Extracted records
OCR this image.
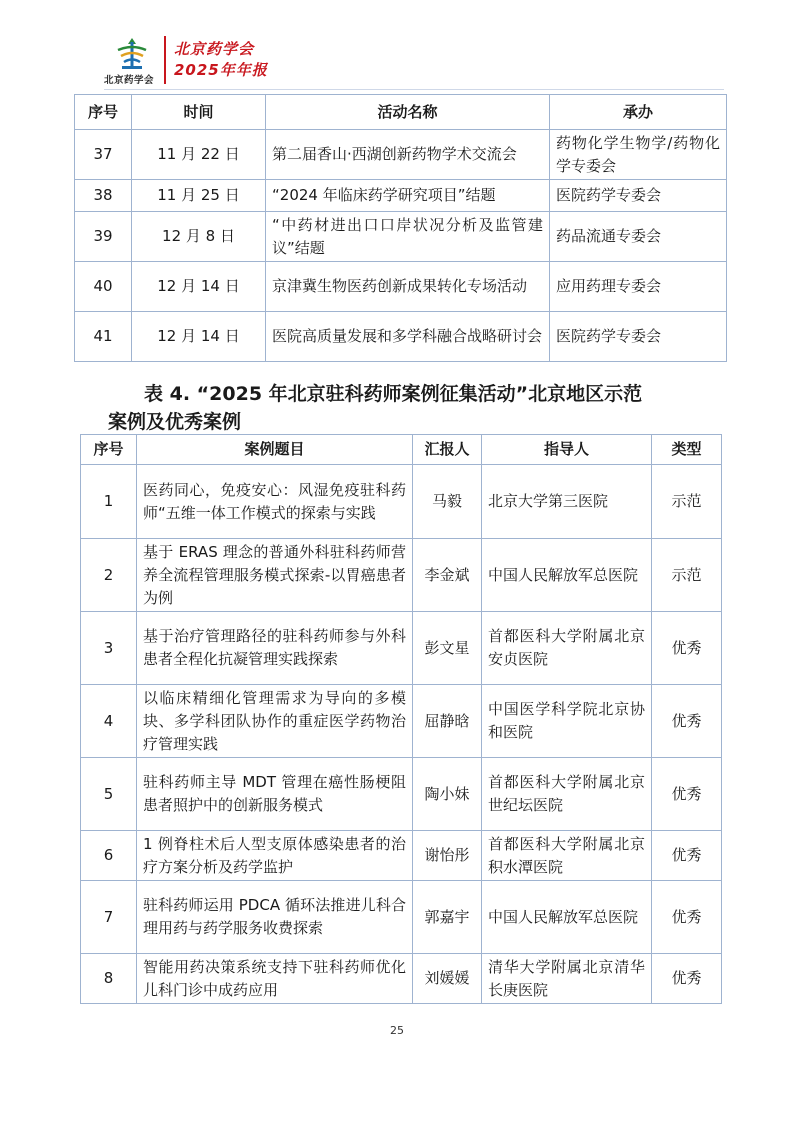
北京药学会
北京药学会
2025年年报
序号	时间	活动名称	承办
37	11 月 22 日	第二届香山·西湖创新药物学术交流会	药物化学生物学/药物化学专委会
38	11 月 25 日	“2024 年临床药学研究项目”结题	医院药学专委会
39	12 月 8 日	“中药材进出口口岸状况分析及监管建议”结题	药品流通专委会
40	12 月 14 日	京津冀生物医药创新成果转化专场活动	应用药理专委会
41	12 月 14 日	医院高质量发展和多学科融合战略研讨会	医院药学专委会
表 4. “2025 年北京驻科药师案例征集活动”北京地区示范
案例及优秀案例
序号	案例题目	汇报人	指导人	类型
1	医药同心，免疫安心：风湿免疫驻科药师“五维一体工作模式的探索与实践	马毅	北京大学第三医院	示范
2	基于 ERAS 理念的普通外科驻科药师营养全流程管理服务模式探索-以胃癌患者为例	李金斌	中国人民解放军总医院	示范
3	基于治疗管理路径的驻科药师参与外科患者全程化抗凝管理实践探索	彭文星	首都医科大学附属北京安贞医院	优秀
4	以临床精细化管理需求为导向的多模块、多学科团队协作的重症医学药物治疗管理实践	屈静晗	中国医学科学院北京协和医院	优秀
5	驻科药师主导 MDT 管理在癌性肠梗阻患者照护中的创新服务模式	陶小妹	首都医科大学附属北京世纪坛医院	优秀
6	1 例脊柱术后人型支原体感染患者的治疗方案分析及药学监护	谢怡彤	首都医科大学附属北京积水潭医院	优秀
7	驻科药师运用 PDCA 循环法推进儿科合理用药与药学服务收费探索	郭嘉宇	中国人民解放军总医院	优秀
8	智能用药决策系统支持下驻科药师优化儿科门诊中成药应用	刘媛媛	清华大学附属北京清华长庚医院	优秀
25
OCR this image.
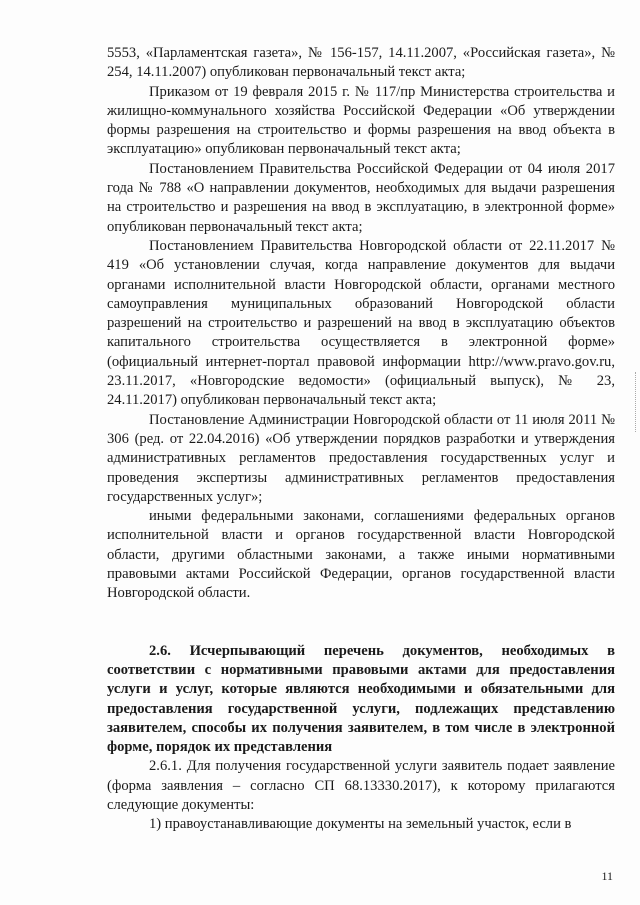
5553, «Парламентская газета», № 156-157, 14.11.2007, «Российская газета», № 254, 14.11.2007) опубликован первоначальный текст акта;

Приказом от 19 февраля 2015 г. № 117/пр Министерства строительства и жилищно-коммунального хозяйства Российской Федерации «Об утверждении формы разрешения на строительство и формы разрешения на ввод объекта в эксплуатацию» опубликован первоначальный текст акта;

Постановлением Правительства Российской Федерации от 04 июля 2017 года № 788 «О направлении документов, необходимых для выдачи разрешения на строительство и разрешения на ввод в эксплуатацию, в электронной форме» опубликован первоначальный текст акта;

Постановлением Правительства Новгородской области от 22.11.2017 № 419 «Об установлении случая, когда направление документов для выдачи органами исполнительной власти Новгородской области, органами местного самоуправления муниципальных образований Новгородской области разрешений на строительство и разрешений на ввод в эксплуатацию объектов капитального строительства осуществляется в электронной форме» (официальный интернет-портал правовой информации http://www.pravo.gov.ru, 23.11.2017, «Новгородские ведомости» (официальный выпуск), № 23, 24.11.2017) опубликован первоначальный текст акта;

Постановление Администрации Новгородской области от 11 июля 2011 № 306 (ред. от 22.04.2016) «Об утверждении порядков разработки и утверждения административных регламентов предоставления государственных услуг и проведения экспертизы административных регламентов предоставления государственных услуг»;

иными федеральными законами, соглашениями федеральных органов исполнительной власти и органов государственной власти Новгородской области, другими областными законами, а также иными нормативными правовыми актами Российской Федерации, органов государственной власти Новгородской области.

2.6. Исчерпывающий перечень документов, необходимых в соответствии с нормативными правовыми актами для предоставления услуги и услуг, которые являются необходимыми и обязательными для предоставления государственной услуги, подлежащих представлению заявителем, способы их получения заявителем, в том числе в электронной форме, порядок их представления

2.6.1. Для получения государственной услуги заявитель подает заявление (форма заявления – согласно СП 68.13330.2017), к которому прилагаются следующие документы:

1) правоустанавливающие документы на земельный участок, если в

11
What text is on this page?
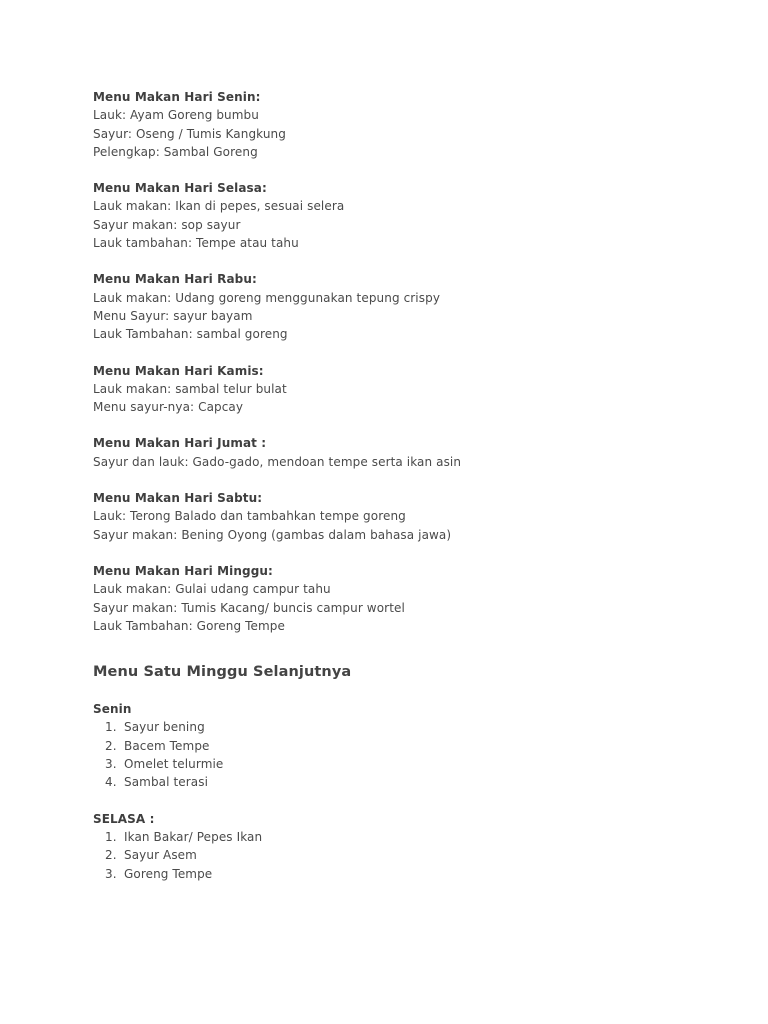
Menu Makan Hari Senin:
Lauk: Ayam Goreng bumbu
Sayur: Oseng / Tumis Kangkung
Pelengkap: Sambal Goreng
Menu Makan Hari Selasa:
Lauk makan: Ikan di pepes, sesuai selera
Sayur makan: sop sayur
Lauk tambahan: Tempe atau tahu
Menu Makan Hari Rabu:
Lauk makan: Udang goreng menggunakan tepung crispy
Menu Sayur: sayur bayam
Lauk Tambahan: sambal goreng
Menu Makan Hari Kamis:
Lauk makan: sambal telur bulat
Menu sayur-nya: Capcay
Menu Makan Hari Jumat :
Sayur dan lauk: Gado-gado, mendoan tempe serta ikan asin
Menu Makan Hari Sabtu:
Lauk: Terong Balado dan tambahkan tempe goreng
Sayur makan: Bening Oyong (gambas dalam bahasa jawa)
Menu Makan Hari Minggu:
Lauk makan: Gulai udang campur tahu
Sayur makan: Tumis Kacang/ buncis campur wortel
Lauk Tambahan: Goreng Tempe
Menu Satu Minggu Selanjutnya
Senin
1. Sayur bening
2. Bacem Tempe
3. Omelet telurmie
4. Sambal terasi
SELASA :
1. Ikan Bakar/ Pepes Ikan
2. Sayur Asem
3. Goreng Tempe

■ **Directions for this task**: Without the pictures, retype the whole of the material above exactly.

■ **Finished answer**:
OCR this image.
北京药学会
北京药学会
2025年年报
序号	时间	活动名称	承办
37	11 月 22 日	第二届香山·西湖创新药物学术交流会	药物化学生物学/药物化学专委会
38	11 月 25 日	“2024 年临床药学研究项目”结题	医院药学专委会
39	12 月 8 日	“中药材进出口口岸状况分析及监管建议”结题	药品流通专委会
40	12 月 14 日	京津冀生物医药创新成果转化专场活动	应用药理专委会
41	12 月 14 日	医院高质量发展和多学科融合战略研讨会	医院药学专委会
表 4. “2025 年北京驻科药师案例征集活动”北京地区示范
案例及优秀案例
序号	案例题目	汇报人	指导人	类型
1	医药同心，免疫安心：风湿免疫驻科药师“五维一体工作模式的探索与实践	马毅	北京大学第三医院	示范
2	基于 ERAS 理念的普通外科驻科药师营养全流程管理服务模式探索-以胃癌患者为例	李金斌	中国人民解放军总医院	示范
3	基于治疗管理路径的驻科药师参与外科患者全程化抗凝管理实践探索	彭文星	首都医科大学附属北京安贞医院	优秀
4	以临床精细化管理需求为导向的多模块、多学科团队协作的重症医学药物治疗管理实践	屈静晗	中国医学科学院北京协和医院	优秀
5	驻科药师主导 MDT 管理在癌性肠梗阻患者照护中的创新服务模式	陶小妹	首都医科大学附属北京世纪坛医院	优秀
6	1 例脊柱术后人型支原体感染患者的治疗方案分析及药学监护	谢怡彤	首都医科大学附属北京积水潭医院	优秀
7	驻科药师运用 PDCA 循环法推进儿科合理用药与药学服务收费探索	郭嘉宇	中国人民解放军总医院	优秀
8	智能用药决策系统支持下驻科药师优化儿科门诊中成药应用	刘媛媛	清华大学附属北京清华长庚医院	优秀
25
OCR this image.
5553, «Парламентская газета», № 156-157, 14.11.2007, «Российская газета», № 254, 14.11.2007) опубликован первоначальный текст акта;

Приказом от 19 февраля 2015 г. № 117/пр Министерства строительства и жилищно-коммунального хозяйства Российской Федерации «Об утверждении формы разрешения на строительство и формы разрешения на ввод объекта в эксплуатацию» опубликован первоначальный текст акта;

Постановлением Правительства Российской Федерации от 04 июля 2017 года № 788 «О направлении документов, необходимых для выдачи разрешения на строительство и разрешения на ввод в эксплуатацию, в электронной форме» опубликован первоначальный текст акта;

Постановлением Правительства Новгородской области от 22.11.2017 № 419 «Об установлении случая, когда направление документов для выдачи органами исполнительной власти Новгородской области, органами местного самоуправления муниципальных образований Новгородской области разрешений на строительство и разрешений на ввод в эксплуатацию объектов капитального строительства осуществляется в электронной форме» (официальный интернет-портал правовой информации http://www.pravo.gov.ru, 23.11.2017, «Новгородские ведомости» (официальный выпуск), № 23, 24.11.2017) опубликован первоначальный текст акта;

Постановление Администрации Новгородской области от 11 июля 2011 № 306 (ред. от 22.04.2016) «Об утверждении порядков разработки и утверждения административных регламентов предоставления государственных услуг и проведения экспертизы административных регламентов предоставления государственных услуг»;

иными федеральными законами, соглашениями федеральных органов исполнительной власти и органов государственной власти Новгородской области, другими областными законами, а также иными нормативными правовыми актами Российской Федерации, органов государственной власти Новгородской области.

2.6. Исчерпывающий перечень документов, необходимых в соответствии с нормативными правовыми актами для предоставления услуги и услуг, которые являются необходимыми и обязательными для предоставления государственной услуги, подлежащих представлению заявителем, способы их получения заявителем, в том числе в электронной форме, порядок их представления

2.6.1. Для получения государственной услуги заявитель подает заявление (форма заявления – согласно СП 68.13330.2017), к которому прилагаются следующие документы:

1) правоустанавливающие документы на земельный участок, если в

11
What text is on this page?
Menu Makan Hari Senin:
Lauk: Ayam Goreng bumbu
Sayur: Oseng / Tumis Kangkung
Pelengkap: Sambal Goreng
Menu Makan Hari Selasa:
Lauk makan: Ikan di pepes, sesuai selera
Sayur makan: sop sayur
Lauk tambahan: Tempe atau tahu
Menu Makan Hari Rabu:
Lauk makan: Udang goreng menggunakan tepung crispy
Menu Sayur: sayur bayam
Lauk Tambahan: sambal goreng
Menu Makan Hari Kamis:
Lauk makan: sambal telur bulat
Menu sayur-nya: Capcay
Menu Makan Hari Jumat :
Sayur dan lauk: Gado-gado, mendoan tempe serta ikan asin
Menu Makan Hari Sabtu:
Lauk: Terong Balado dan tambahkan tempe goreng
Sayur makan: Bening Oyong (gambas dalam bahasa jawa)
Menu Makan Hari Minggu:
Lauk makan: Gulai udang campur tahu
Sayur makan: Tumis Kacang/ buncis campur wortel
Lauk Tambahan: Goreng Tempe
Menu Satu Minggu Selanjutnya
Senin
1. Sayur bening
2. Bacem Tempe
3. Omelet telurmie
4. Sambal terasi
SELASA :
1. Ikan Bakar/ Pepes Ikan
2. Sayur Asem
3. Goreng Tempe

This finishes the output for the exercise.